Identify every line containing the word "title" and reproduce each one.

= Data to use =

((

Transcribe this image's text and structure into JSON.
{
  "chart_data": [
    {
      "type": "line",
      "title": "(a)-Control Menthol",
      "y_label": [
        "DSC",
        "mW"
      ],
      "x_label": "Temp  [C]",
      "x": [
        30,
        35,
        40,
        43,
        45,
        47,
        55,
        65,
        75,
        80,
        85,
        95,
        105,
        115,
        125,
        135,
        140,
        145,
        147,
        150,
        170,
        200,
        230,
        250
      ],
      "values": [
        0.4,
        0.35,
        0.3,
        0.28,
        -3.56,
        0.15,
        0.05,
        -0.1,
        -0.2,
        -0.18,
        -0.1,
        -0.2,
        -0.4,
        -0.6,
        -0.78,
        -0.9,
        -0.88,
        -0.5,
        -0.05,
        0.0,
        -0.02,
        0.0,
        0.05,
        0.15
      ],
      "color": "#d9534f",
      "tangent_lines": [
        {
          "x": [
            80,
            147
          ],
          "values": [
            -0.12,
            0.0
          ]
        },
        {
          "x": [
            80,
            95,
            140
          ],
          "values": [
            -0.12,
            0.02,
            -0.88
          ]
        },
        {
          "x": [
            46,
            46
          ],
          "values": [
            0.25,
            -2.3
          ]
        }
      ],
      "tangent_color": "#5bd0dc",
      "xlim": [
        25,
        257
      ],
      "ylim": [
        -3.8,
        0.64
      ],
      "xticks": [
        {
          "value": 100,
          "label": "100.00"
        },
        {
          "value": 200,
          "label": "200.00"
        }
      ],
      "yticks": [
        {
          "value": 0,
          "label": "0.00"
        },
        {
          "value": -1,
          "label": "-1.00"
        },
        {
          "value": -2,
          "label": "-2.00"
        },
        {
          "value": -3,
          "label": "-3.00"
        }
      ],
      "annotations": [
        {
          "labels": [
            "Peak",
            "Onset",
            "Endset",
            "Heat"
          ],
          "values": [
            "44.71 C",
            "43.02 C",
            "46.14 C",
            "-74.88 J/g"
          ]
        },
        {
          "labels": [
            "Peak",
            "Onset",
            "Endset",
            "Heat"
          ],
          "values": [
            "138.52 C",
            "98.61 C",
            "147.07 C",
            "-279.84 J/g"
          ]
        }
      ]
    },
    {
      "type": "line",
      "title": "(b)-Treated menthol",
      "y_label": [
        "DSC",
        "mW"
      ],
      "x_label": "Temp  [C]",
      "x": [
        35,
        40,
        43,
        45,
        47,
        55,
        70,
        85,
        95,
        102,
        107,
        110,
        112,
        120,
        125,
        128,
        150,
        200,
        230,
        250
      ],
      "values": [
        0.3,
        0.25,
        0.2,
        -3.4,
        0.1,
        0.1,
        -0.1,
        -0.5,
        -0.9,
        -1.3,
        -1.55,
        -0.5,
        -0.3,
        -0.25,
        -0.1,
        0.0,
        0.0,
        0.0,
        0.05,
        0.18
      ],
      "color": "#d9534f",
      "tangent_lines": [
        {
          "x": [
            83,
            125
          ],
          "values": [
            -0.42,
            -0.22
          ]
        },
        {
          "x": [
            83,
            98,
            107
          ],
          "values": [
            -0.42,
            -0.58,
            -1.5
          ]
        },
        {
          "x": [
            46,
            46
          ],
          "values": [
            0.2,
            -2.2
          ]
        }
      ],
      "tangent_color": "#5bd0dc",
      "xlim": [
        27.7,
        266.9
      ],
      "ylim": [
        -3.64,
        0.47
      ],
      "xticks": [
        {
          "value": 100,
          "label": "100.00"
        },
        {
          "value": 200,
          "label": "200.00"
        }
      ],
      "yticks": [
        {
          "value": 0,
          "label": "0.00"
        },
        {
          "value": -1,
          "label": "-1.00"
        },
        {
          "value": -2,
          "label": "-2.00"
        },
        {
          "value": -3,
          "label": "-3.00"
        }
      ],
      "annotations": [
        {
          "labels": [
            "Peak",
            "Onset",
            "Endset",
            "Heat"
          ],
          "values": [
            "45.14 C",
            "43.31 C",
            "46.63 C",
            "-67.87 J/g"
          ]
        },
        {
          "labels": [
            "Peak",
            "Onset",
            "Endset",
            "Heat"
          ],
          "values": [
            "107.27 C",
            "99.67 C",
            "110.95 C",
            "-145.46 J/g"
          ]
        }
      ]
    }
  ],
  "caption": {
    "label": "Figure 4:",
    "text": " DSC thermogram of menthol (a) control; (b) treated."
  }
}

))

= Written reply =
      "title": "(a)-Control Menthol",
      "title": "(b)-Treated menthol",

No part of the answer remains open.